* **What is asked**
Using the records below, locate all lines containing "grid" and return them.

○ ○ ○ ○ ○ ○ ○

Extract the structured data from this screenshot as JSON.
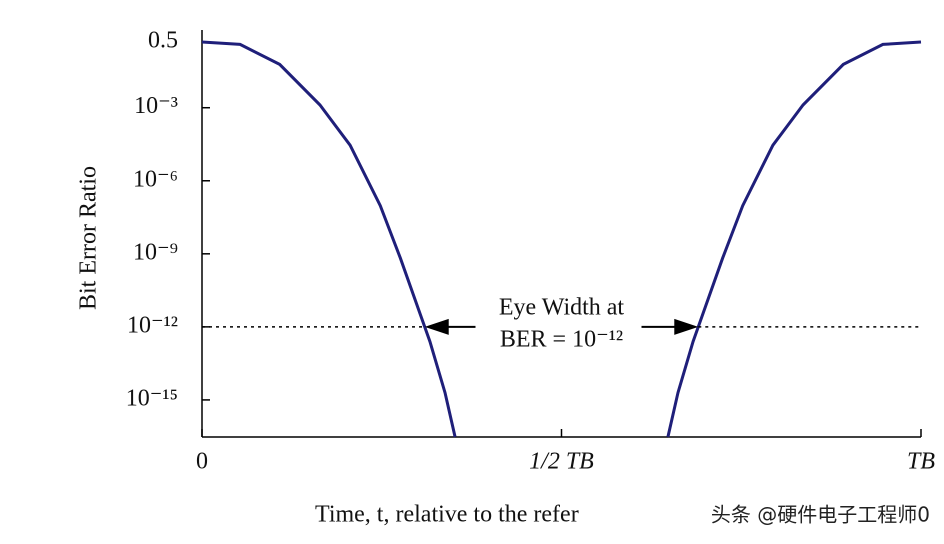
{
  "chart_data": {
    "type": "line",
    "y_label": "Bit Error Ratio",
    "x_label": "Time, t, relative to the refer",
    "watermark": "头条 @硬件电子工程师0",
    "log_scale_y": true,
    "grid": false,
    "series": [
      {
        "color": "#1f1f7a",
        "x": [
          0,
          0.053,
          0.108,
          0.164,
          0.206,
          0.248,
          0.276,
          0.304,
          0.317,
          0.338,
          0.352
        ],
        "values": [
          0.5,
          0.4,
          0.06,
          0.0013,
          2.9e-05,
          9.5e-08,
          6.6e-10,
          3e-12,
          2.5e-13,
          2e-15,
          3e-17
        ]
      },
      {
        "color": "#1f1f7a",
        "x": [
          0.648,
          0.662,
          0.683,
          0.696,
          0.724,
          0.752,
          0.794,
          0.836,
          0.892,
          0.947,
          1
        ],
        "values": [
          3e-17,
          2e-15,
          2.5e-13,
          3e-12,
          6.6e-10,
          9.5e-08,
          2.9e-05,
          0.0013,
          0.06,
          0.4,
          0.5
        ]
      }
    ],
    "reference_line": 1e-12,
    "annotation": [
      "Eye Width at",
      "BER = 10⁻¹²"
    ],
    "xlim": [
      0,
      1
    ],
    "xticks": [
      0,
      {
        "value": 0.5,
        "label": "1/2 TB"
      },
      {
        "value": 1,
        "label": "TB"
      }
    ],
    "ylim": [
      3e-17,
      0.5
    ],
    "yticks": [
      0.5,
      {
        "value": 0.001,
        "label": "10⁻³"
      },
      {
        "value": 1e-06,
        "label": "10⁻⁶"
      },
      {
        "value": 1e-09,
        "label": "10⁻⁹"
      },
      {
        "value": 1e-12,
        "label": "10⁻¹²"
      },
      {
        "value": 1e-15,
        "label": "10⁻¹⁵"
      }
    ]
  }
}
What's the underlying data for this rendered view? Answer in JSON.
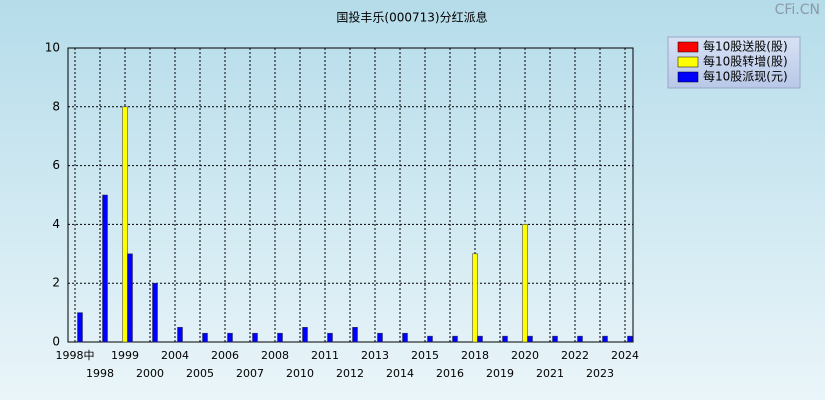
{
  "chart_data": {
    "type": "bar",
    "title": "国投丰乐(000713)分红派息",
    "watermark": "CFi.CN",
    "categories": [
      "1998中",
      "1998",
      "1999",
      "2000",
      "2004",
      "2005",
      "2006",
      "2007",
      "2008",
      "2010",
      "2011",
      "2012",
      "2013",
      "2014",
      "2015",
      "2016",
      "2018",
      "2019",
      "2020",
      "2021",
      "2022",
      "2023",
      "2024"
    ],
    "series": [
      {
        "name": "每10股送股(股)",
        "color": "#ff0000",
        "values": [
          null,
          null,
          null,
          null,
          null,
          null,
          null,
          null,
          null,
          null,
          null,
          null,
          null,
          null,
          null,
          null,
          null,
          null,
          null,
          null,
          null,
          null,
          null
        ]
      },
      {
        "name": "每10股转增(股)",
        "color": "#ffff00",
        "values": [
          null,
          null,
          8,
          null,
          null,
          null,
          null,
          null,
          null,
          null,
          null,
          null,
          null,
          null,
          null,
          null,
          3,
          null,
          4,
          null,
          null,
          null,
          null
        ]
      },
      {
        "name": "每10股派现(元)",
        "color": "#0000ff",
        "values": [
          1,
          5,
          3,
          2,
          0.5,
          0.3,
          0.3,
          0.3,
          0.3,
          0.5,
          0.3,
          0.5,
          0.3,
          0.3,
          0.2,
          0.2,
          0.2,
          0.2,
          0.2,
          0.2,
          0.2,
          0.2,
          0.2
        ]
      }
    ],
    "ylim": [
      0,
      10
    ],
    "yticks": [
      0,
      2,
      4,
      6,
      8,
      10
    ],
    "grid": true
  }
}
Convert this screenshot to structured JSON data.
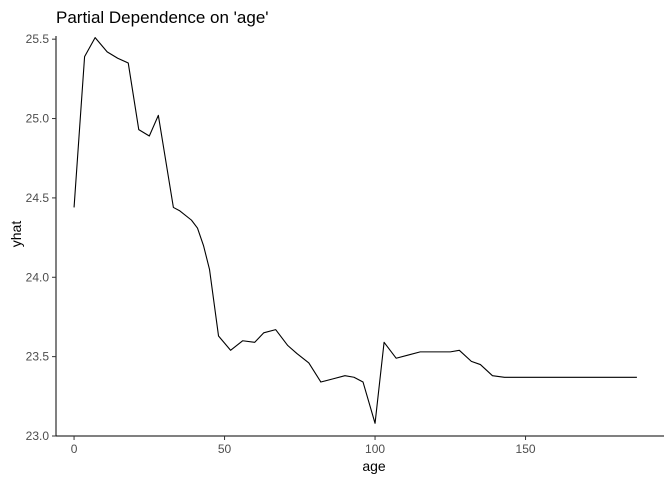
{
  "chart_data": {
    "type": "line",
    "title": "Partial Dependence on 'age'",
    "xlabel": "age",
    "ylabel": "yhat",
    "xlim": [
      -6,
      196
    ],
    "ylim": [
      23.0,
      25.52
    ],
    "xticks": [
      0,
      50,
      100,
      150
    ],
    "yticks": [
      23.0,
      23.5,
      24.0,
      24.5,
      25.0,
      25.5
    ],
    "ytick_labels": [
      "23.0",
      "23.5",
      "24.0",
      "24.5",
      "25.0",
      "25.5"
    ],
    "grid": false,
    "series": [
      {
        "color": "#000000",
        "x": [
          0,
          3.5,
          7,
          11,
          14.5,
          18,
          21.5,
          25,
          28,
          33,
          35,
          39,
          41,
          43,
          45,
          48,
          52,
          56,
          60,
          63,
          67,
          71,
          74,
          78,
          82,
          86,
          90,
          93,
          96,
          100,
          103,
          107,
          111,
          115,
          118,
          122,
          125,
          128,
          132,
          135,
          139,
          143,
          150,
          160,
          170,
          180,
          187
        ],
        "values": [
          24.44,
          25.39,
          25.51,
          25.42,
          25.38,
          25.35,
          24.93,
          24.89,
          25.02,
          24.44,
          24.42,
          24.36,
          24.31,
          24.2,
          24.05,
          23.63,
          23.54,
          23.6,
          23.59,
          23.65,
          23.67,
          23.57,
          23.52,
          23.46,
          23.34,
          23.36,
          23.38,
          23.37,
          23.34,
          23.08,
          23.59,
          23.49,
          23.51,
          23.53,
          23.53,
          23.53,
          23.53,
          23.54,
          23.47,
          23.45,
          23.38,
          23.37,
          23.37,
          23.37,
          23.37,
          23.37,
          23.37
        ]
      }
    ]
  }
}
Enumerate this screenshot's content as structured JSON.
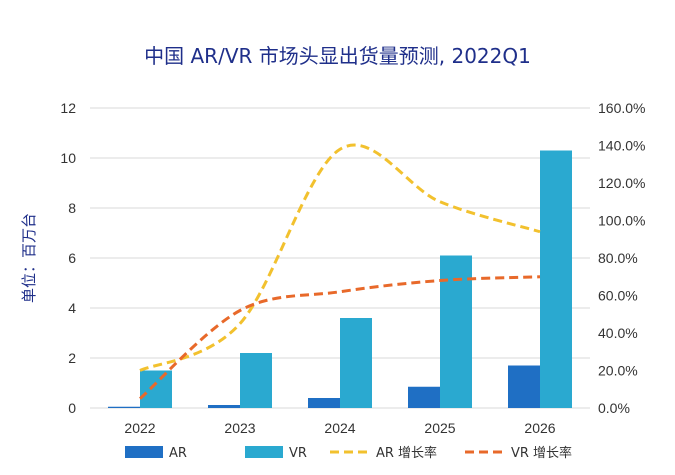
{
  "chart_data": {
    "type": "bar",
    "title": "中国 AR/VR 市场头显出货量预测, 2022Q1",
    "ylabel": "单位：百万台",
    "categories": [
      "2022",
      "2023",
      "2024",
      "2025",
      "2026"
    ],
    "ylim": [
      0,
      12
    ],
    "y_ticks": [
      "0",
      "2",
      "4",
      "6",
      "8",
      "10",
      "12"
    ],
    "y2lim": [
      0,
      160
    ],
    "y2_ticks": [
      "0.0%",
      "20.0%",
      "40.0%",
      "60.0%",
      "80.0%",
      "100.0%",
      "120.0%",
      "140.0%",
      "160.0%"
    ],
    "bar_series": [
      {
        "name": "AR",
        "color": "#1f6fc4",
        "values": [
          0.05,
          0.12,
          0.4,
          0.85,
          1.7
        ]
      },
      {
        "name": "VR",
        "color": "#2aa9d0",
        "values": [
          1.5,
          2.2,
          3.6,
          6.1,
          10.3
        ]
      }
    ],
    "line_series": [
      {
        "name": "AR 增长率",
        "color": "#f2c12e",
        "axis": "right",
        "values": [
          20,
          45,
          138,
          110,
          94
        ]
      },
      {
        "name": "VR 增长率",
        "color": "#e8692a",
        "axis": "right",
        "values": [
          5,
          52,
          62,
          68,
          70
        ]
      }
    ],
    "legend": "bottom"
  }
}
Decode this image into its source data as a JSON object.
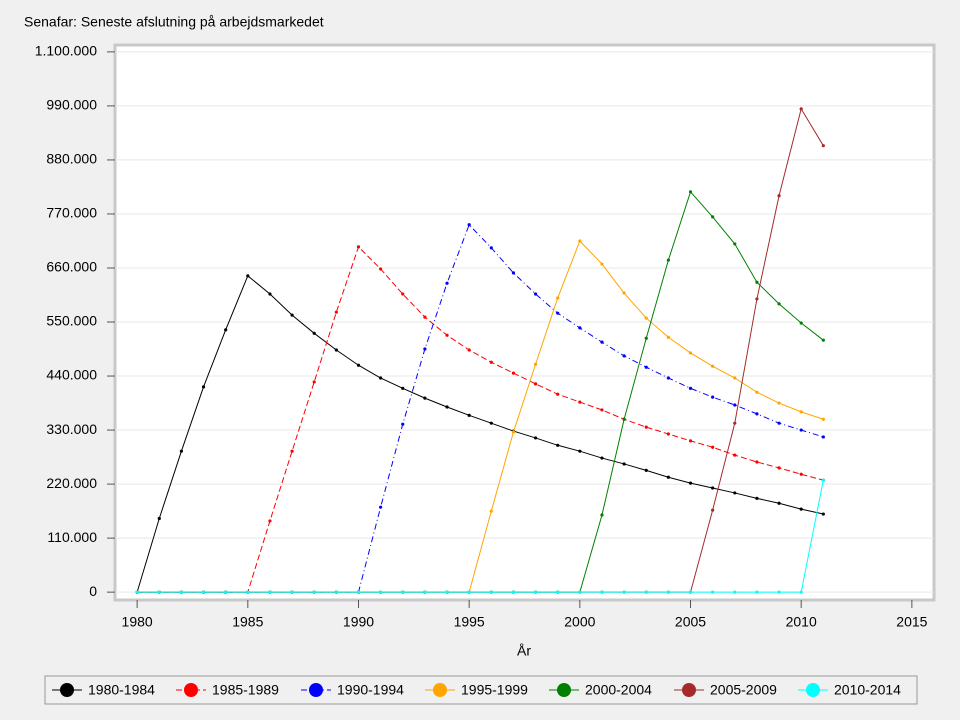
{
  "chart_data": {
    "type": "line",
    "title": "Senafar: Seneste afslutning på arbejdsmarkedet",
    "x_label": "År",
    "x": [
      1980,
      1981,
      1982,
      1983,
      1984,
      1985,
      1986,
      1987,
      1988,
      1989,
      1990,
      1991,
      1992,
      1993,
      1994,
      1995,
      1996,
      1997,
      1998,
      1999,
      2000,
      2001,
      2002,
      2003,
      2004,
      2005,
      2006,
      2007,
      2008,
      2009,
      2010,
      2011
    ],
    "xlim": [
      1979,
      2016
    ],
    "xticks": [
      1980,
      1985,
      1990,
      1995,
      2000,
      2005,
      2010,
      2015
    ],
    "ylim": [
      -16000,
      1114000
    ],
    "yticks": [
      0,
      {
        "value": 110000,
        "label": "110.000"
      },
      {
        "value": 220000,
        "label": "220.000"
      },
      {
        "value": 330000,
        "label": "330.000"
      },
      {
        "value": 440000,
        "label": "440.000"
      },
      {
        "value": 550000,
        "label": "550.000"
      },
      {
        "value": 660000,
        "label": "660.000"
      },
      {
        "value": 770000,
        "label": "770.000"
      },
      {
        "value": 880000,
        "label": "880.000"
      },
      {
        "value": 990000,
        "label": "990.000"
      },
      {
        "value": 1100000,
        "label": "1.100.000"
      }
    ],
    "grid": true,
    "series": [
      {
        "name": "1980-1984",
        "color": "#000000",
        "linestyle": "solid",
        "values": [
          0,
          150000,
          287000,
          418000,
          534000,
          644000,
          607000,
          564000,
          527000,
          493000,
          462000,
          436000,
          415000,
          395000,
          377000,
          360000,
          344000,
          328000,
          314000,
          299000,
          287000,
          273000,
          261000,
          248000,
          234000,
          222000,
          212000,
          202000,
          191000,
          181000,
          169000,
          159000
        ]
      },
      {
        "name": "1985-1989",
        "color": "#ff0000",
        "linestyle": "dashed",
        "values": [
          0,
          0,
          0,
          0,
          0,
          0,
          145000,
          287000,
          428000,
          570000,
          703000,
          658000,
          607000,
          560000,
          523000,
          493000,
          468000,
          446000,
          424000,
          403000,
          387000,
          371000,
          352000,
          336000,
          322000,
          308000,
          295000,
          279000,
          265000,
          253000,
          240000,
          228000
        ]
      },
      {
        "name": "1990-1994",
        "color": "#0000ff",
        "linestyle": "dashdot",
        "values": [
          0,
          0,
          0,
          0,
          0,
          0,
          0,
          0,
          0,
          0,
          0,
          173000,
          342000,
          495000,
          629000,
          748000,
          701000,
          650000,
          607000,
          568000,
          538000,
          509000,
          481000,
          458000,
          436000,
          415000,
          397000,
          381000,
          363000,
          344000,
          330000,
          316000
        ]
      },
      {
        "name": "1995-1999",
        "color": "#ffa500",
        "linestyle": "solid",
        "values": [
          0,
          0,
          0,
          0,
          0,
          0,
          0,
          0,
          0,
          0,
          0,
          0,
          0,
          0,
          0,
          0,
          165000,
          326000,
          464000,
          599000,
          715000,
          668000,
          609000,
          558000,
          519000,
          487000,
          460000,
          436000,
          407000,
          385000,
          367000,
          352000
        ]
      },
      {
        "name": "2000-2004",
        "color": "#008000",
        "linestyle": "solid",
        "values": [
          0,
          0,
          0,
          0,
          0,
          0,
          0,
          0,
          0,
          0,
          0,
          0,
          0,
          0,
          0,
          0,
          0,
          0,
          0,
          0,
          0,
          157000,
          352000,
          517000,
          676000,
          815000,
          764000,
          709000,
          631000,
          587000,
          548000,
          513000
        ]
      },
      {
        "name": "2005-2009",
        "color": "#a52a2a",
        "linestyle": "solid",
        "values": [
          0,
          0,
          0,
          0,
          0,
          0,
          0,
          0,
          0,
          0,
          0,
          0,
          0,
          0,
          0,
          0,
          0,
          0,
          0,
          0,
          0,
          0,
          0,
          0,
          0,
          0,
          167000,
          344000,
          597000,
          807000,
          984000,
          909000
        ]
      },
      {
        "name": "2010-2014",
        "color": "#00ffff",
        "linestyle": "solid",
        "values": [
          0,
          0,
          0,
          0,
          0,
          0,
          0,
          0,
          0,
          0,
          0,
          0,
          0,
          0,
          0,
          0,
          0,
          0,
          0,
          0,
          0,
          0,
          0,
          0,
          0,
          0,
          0,
          0,
          0,
          0,
          0,
          228000
        ]
      }
    ]
  }
}
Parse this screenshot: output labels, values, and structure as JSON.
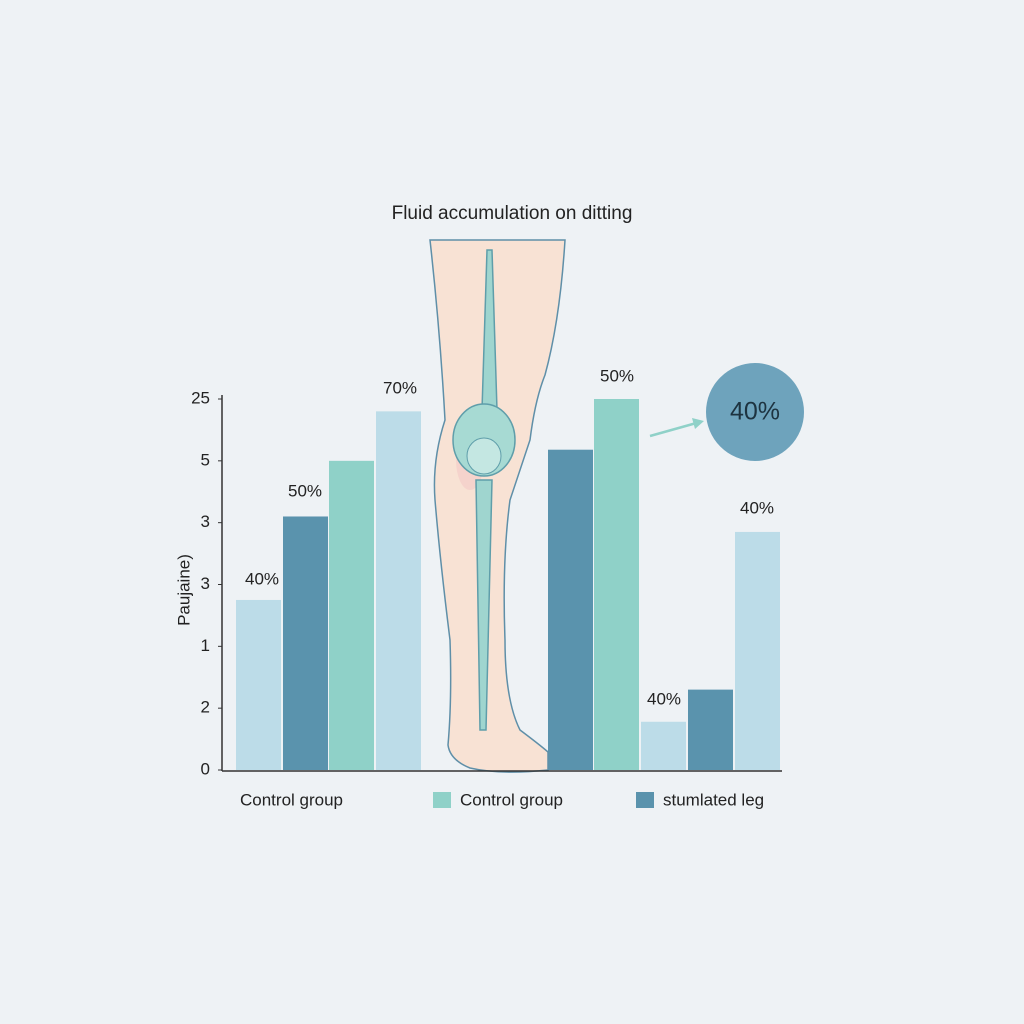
{
  "chart_data": {
    "type": "bar",
    "title": "Fluid accumulation on ditting",
    "y_label": "Paujaine)",
    "values": [
      2.75,
      4.1,
      5.0,
      5.8,
      5.18,
      6.0,
      0.78,
      1.3,
      3.85
    ],
    "colors": [
      "#bcdce8",
      "#5a93ad",
      "#8fd1c8",
      "#bcdce8",
      "#5a93ad",
      "#8fd1c8",
      "#bcdce8",
      "#5a93ad",
      "#bcdce8"
    ],
    "ylim": [
      0,
      6
    ],
    "yticks": [
      {
        "value": 6,
        "label": "25"
      },
      {
        "value": 5,
        "label": "5"
      },
      {
        "value": 4,
        "label": "3"
      },
      {
        "value": 3,
        "label": "3"
      },
      {
        "value": 2,
        "label": "1"
      },
      {
        "value": 1,
        "label": "2"
      },
      0
    ],
    "annotations": [
      "40%",
      "50%",
      "70%",
      "50%",
      "40%",
      "40%",
      "40%"
    ],
    "legend": [
      {
        "label": "Control group"
      },
      {
        "label": "Control group",
        "color": "#8fd1c8"
      },
      {
        "label": "stumlated leg",
        "color": "#5a93ad"
      }
    ]
  }
}
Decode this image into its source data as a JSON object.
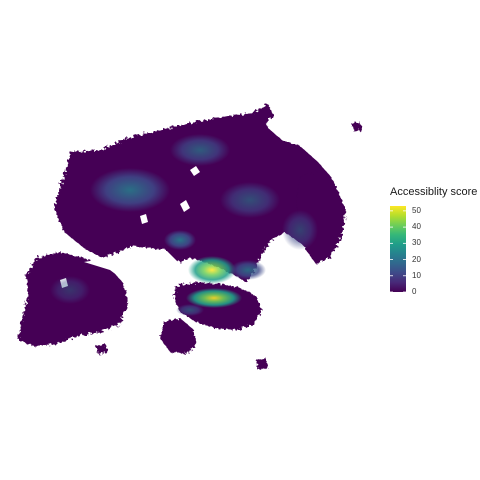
{
  "legend": {
    "title": "Accessiblity score",
    "ticks": [
      {
        "value": 50,
        "label": "50"
      },
      {
        "value": 40,
        "label": "40"
      },
      {
        "value": 30,
        "label": "30"
      },
      {
        "value": 20,
        "label": "20"
      },
      {
        "value": 10,
        "label": "10"
      },
      {
        "value": 0,
        "label": "0"
      }
    ],
    "range": [
      0,
      53
    ],
    "colorscale": "viridis",
    "stops": [
      "#440154",
      "#482878",
      "#3e4a89",
      "#31688e",
      "#26828e",
      "#1f9e89",
      "#35b779",
      "#6ece58",
      "#b5de2b",
      "#fde725"
    ]
  },
  "map": {
    "type": "raster heat map",
    "background_color": "#ffffff",
    "base_color": "#440154",
    "high_value_color": "#fde725",
    "low_cell_color": "#481b6d"
  }
}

○ ○ ○ ○ ○ ○ ○

* **Written reply**
    "grid": false,
    "grid": true
    "grid": false,
    "grid": true,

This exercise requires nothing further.